== Given data

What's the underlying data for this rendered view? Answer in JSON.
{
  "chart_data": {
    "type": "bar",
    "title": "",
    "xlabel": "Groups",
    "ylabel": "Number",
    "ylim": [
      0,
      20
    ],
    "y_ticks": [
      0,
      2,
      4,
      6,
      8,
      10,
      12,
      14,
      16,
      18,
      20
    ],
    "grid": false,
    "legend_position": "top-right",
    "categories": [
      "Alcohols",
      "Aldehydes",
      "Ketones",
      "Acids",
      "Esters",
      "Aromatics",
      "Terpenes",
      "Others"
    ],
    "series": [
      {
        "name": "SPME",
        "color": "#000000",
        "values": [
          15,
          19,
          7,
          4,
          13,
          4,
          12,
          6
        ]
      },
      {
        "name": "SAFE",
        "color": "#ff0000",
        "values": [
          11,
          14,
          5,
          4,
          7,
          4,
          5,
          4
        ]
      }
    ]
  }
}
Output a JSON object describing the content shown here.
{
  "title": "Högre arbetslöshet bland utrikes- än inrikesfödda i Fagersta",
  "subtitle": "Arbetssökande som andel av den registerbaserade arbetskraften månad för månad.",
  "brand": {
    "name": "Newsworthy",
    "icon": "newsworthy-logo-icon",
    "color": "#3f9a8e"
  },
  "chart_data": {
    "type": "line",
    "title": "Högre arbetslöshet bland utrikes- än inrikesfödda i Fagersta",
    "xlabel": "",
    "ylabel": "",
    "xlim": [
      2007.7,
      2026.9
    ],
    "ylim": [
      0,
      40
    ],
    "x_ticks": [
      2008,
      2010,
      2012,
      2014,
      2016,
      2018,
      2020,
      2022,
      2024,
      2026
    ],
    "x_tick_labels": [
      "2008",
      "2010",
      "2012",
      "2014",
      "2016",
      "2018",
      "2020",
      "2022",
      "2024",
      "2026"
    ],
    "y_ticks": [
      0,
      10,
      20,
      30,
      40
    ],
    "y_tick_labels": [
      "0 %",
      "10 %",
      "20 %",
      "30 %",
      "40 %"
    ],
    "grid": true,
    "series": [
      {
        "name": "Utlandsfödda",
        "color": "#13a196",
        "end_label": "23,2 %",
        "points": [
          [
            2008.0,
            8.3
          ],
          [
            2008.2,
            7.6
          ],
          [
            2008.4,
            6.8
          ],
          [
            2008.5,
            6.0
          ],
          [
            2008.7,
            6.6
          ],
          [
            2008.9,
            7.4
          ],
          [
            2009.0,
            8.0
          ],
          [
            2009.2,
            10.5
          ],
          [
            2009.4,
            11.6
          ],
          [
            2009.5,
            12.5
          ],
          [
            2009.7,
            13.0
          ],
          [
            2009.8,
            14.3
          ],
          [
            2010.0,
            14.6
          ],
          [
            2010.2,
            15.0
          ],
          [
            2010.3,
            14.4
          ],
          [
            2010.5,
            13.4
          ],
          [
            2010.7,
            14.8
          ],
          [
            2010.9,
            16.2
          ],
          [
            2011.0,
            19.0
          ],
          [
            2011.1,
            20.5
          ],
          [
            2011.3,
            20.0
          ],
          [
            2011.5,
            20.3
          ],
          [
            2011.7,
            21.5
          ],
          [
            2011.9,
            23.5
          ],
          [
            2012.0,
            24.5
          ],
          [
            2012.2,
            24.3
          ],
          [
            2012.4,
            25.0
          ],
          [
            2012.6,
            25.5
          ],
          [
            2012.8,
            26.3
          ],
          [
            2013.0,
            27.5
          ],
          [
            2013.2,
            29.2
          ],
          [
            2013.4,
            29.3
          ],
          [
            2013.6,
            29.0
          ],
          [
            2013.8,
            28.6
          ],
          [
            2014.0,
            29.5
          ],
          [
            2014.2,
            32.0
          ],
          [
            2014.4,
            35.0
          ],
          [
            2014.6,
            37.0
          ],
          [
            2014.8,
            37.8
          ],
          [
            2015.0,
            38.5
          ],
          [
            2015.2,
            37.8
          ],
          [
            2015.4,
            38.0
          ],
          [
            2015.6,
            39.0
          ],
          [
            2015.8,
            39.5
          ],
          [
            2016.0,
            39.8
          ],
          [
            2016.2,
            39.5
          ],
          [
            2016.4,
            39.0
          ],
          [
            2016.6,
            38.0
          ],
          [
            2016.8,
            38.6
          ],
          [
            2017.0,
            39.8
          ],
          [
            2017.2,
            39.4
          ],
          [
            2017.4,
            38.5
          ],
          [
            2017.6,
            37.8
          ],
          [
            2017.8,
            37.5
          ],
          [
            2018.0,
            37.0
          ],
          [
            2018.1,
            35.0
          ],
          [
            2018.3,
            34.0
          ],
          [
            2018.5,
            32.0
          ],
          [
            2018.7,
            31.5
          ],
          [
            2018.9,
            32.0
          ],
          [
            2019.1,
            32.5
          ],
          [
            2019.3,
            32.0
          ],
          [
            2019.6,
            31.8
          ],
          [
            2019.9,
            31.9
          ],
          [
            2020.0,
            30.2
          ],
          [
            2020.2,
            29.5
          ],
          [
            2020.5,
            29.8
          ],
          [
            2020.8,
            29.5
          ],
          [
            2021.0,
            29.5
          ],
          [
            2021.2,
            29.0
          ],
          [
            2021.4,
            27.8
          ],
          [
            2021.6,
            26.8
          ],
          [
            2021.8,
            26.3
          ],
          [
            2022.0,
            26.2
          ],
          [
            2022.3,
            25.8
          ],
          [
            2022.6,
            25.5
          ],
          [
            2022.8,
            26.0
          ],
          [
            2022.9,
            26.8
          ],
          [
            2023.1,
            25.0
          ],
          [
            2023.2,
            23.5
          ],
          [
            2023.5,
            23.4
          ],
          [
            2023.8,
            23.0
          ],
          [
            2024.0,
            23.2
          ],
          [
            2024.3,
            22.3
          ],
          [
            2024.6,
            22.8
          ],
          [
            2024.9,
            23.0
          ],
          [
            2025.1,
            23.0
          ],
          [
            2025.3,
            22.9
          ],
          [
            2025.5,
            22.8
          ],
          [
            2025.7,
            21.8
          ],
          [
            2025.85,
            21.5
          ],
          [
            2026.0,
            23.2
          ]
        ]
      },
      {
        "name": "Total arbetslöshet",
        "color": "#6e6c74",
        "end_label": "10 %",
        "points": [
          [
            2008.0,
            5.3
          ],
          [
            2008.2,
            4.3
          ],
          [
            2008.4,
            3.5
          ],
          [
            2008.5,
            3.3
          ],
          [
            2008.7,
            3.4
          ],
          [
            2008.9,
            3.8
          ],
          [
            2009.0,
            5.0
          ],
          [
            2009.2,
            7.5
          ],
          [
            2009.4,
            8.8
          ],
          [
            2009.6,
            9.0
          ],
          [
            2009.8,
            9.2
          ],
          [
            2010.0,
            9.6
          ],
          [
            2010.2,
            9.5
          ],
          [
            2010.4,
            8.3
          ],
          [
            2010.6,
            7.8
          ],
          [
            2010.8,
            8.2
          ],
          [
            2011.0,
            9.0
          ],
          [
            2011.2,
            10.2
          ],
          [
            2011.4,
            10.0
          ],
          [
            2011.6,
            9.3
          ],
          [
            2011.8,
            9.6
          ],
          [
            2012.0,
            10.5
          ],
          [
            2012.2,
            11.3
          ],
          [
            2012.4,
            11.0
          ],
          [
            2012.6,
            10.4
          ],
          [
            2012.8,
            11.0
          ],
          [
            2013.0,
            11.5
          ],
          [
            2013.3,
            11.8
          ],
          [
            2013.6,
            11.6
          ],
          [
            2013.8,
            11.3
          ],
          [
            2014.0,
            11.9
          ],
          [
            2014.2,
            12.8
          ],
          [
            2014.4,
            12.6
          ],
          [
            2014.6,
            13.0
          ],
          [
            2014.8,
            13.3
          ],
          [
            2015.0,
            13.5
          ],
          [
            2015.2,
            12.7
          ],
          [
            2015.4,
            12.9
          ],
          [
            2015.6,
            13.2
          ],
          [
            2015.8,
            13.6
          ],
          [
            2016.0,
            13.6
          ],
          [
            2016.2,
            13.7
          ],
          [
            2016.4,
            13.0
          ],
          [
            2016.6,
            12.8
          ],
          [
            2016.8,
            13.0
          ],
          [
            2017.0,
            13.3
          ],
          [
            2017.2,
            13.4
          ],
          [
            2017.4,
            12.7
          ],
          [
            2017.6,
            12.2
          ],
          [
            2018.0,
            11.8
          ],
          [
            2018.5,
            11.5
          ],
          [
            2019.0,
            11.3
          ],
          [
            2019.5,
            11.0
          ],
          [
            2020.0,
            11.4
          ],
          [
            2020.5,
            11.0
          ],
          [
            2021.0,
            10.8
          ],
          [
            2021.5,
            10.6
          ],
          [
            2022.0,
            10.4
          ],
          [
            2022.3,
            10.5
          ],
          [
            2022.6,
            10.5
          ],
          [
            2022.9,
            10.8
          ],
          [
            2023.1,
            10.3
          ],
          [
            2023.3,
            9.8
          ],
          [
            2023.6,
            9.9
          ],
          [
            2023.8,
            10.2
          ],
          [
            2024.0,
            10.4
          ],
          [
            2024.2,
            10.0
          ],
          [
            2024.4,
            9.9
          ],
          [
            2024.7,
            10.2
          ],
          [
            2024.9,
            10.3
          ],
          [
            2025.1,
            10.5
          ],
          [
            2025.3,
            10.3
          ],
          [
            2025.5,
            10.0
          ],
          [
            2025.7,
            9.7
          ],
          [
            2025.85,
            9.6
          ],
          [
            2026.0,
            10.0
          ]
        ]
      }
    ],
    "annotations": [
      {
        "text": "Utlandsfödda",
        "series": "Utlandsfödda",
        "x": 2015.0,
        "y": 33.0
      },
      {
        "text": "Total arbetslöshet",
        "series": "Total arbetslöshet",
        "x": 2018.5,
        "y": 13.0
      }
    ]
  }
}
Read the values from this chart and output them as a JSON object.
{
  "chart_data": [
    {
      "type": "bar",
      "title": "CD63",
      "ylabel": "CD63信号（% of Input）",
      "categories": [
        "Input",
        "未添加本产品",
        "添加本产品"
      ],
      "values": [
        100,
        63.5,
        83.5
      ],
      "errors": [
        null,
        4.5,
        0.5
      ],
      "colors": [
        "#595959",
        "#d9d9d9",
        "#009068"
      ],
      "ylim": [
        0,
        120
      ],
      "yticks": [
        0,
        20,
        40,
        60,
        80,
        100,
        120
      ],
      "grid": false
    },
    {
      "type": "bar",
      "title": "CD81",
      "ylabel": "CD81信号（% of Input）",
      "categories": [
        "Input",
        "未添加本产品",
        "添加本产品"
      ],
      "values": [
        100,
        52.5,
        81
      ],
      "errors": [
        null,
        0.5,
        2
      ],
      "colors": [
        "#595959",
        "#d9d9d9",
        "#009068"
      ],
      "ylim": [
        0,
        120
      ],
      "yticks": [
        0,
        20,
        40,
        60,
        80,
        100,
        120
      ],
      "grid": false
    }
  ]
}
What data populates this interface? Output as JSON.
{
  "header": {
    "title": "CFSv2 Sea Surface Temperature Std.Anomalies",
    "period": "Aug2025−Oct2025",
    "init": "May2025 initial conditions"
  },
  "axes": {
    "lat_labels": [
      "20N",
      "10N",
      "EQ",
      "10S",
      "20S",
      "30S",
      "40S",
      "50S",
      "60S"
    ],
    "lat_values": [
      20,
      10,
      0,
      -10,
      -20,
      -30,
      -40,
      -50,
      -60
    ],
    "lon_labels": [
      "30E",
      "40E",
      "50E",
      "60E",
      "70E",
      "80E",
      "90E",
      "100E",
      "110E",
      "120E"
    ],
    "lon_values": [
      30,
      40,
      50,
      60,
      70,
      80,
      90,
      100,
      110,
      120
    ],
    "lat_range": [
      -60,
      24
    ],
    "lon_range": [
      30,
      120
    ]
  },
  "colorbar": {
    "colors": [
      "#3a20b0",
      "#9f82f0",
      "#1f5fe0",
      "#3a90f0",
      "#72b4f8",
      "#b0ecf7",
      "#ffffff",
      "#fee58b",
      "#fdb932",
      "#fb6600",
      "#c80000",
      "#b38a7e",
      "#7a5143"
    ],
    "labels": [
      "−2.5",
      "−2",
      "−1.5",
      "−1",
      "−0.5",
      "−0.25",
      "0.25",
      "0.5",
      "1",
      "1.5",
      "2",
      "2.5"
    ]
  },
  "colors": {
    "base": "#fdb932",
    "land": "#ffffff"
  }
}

====

Exercise details
For each line above that contains the word "Utlandsfödda", copy that line.

Solution
        "name": "Utlandsfödda",
        "text": "Utlandsfödda",
        "series": "Utlandsfödda",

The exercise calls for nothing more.